** What the exercise asks **
Whenever a line below holds the word "which", copy that line.

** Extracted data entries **
-=-=-
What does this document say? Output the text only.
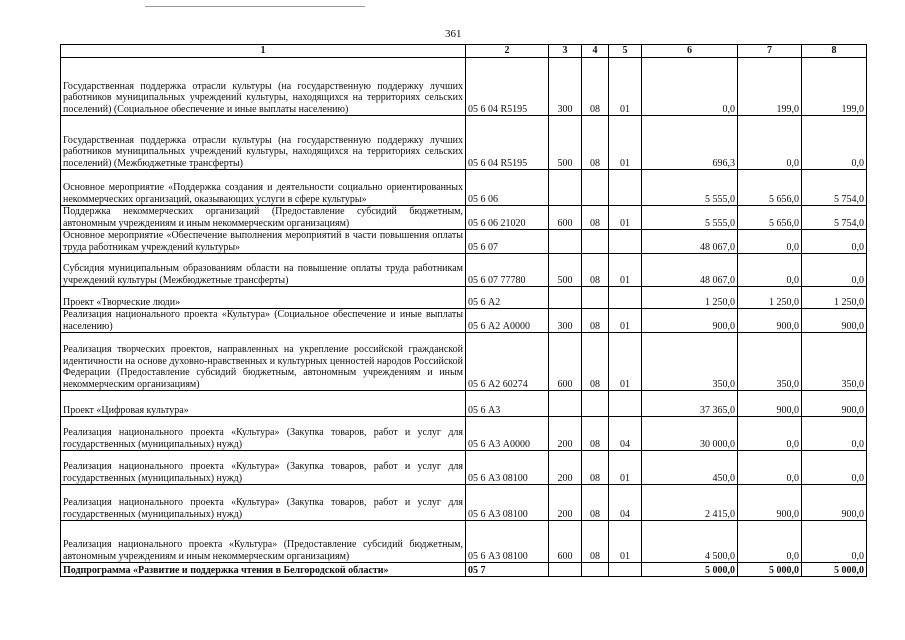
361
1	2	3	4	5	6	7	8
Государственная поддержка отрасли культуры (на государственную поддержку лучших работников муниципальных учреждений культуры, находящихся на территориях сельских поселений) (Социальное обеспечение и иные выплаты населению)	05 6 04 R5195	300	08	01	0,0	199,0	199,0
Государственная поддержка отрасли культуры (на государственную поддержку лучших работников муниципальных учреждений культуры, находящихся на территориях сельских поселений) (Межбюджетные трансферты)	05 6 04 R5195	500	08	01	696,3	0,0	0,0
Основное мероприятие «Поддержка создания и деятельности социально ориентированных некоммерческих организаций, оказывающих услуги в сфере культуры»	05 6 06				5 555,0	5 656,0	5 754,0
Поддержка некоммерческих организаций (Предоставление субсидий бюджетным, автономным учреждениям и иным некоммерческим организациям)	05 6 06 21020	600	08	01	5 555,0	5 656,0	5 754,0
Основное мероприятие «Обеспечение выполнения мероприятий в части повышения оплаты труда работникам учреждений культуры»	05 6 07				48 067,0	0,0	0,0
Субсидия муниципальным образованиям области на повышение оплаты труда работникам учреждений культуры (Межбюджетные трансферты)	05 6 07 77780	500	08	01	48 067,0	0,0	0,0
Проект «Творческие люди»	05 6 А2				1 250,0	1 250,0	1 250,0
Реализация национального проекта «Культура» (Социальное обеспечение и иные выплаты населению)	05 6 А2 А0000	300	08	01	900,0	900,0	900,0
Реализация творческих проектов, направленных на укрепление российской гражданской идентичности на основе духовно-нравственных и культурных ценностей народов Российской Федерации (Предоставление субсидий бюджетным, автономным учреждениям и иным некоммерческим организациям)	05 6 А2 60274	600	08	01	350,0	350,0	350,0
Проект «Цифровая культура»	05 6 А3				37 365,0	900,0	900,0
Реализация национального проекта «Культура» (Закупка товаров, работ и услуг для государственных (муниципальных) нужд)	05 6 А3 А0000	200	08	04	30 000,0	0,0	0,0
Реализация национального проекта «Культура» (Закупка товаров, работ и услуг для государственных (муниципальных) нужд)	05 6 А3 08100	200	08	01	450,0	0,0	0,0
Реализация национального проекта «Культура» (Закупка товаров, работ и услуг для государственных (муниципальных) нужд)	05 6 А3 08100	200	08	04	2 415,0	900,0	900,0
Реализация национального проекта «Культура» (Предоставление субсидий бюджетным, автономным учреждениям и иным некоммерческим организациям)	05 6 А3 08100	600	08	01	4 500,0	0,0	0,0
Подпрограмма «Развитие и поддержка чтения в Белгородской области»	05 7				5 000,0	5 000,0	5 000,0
-=-=-
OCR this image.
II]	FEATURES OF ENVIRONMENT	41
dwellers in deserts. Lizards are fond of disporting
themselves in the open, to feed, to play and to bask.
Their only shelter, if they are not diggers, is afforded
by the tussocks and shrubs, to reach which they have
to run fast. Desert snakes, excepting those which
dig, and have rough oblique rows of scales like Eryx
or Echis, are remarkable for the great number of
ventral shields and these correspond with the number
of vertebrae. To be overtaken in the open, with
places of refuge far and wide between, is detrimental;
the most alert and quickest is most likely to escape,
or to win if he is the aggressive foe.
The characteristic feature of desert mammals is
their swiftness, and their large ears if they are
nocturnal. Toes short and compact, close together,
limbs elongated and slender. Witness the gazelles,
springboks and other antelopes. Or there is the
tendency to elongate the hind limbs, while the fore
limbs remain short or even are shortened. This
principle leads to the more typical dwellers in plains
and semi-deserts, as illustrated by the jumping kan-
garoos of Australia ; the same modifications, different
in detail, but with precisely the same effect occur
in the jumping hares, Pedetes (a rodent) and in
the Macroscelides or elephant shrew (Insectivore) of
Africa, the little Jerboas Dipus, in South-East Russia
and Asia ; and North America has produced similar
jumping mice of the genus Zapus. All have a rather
-=-=-
** Output for this task **
by the tussocks and shrubs, to reach which they have
to run fast. Desert snakes, excepting those which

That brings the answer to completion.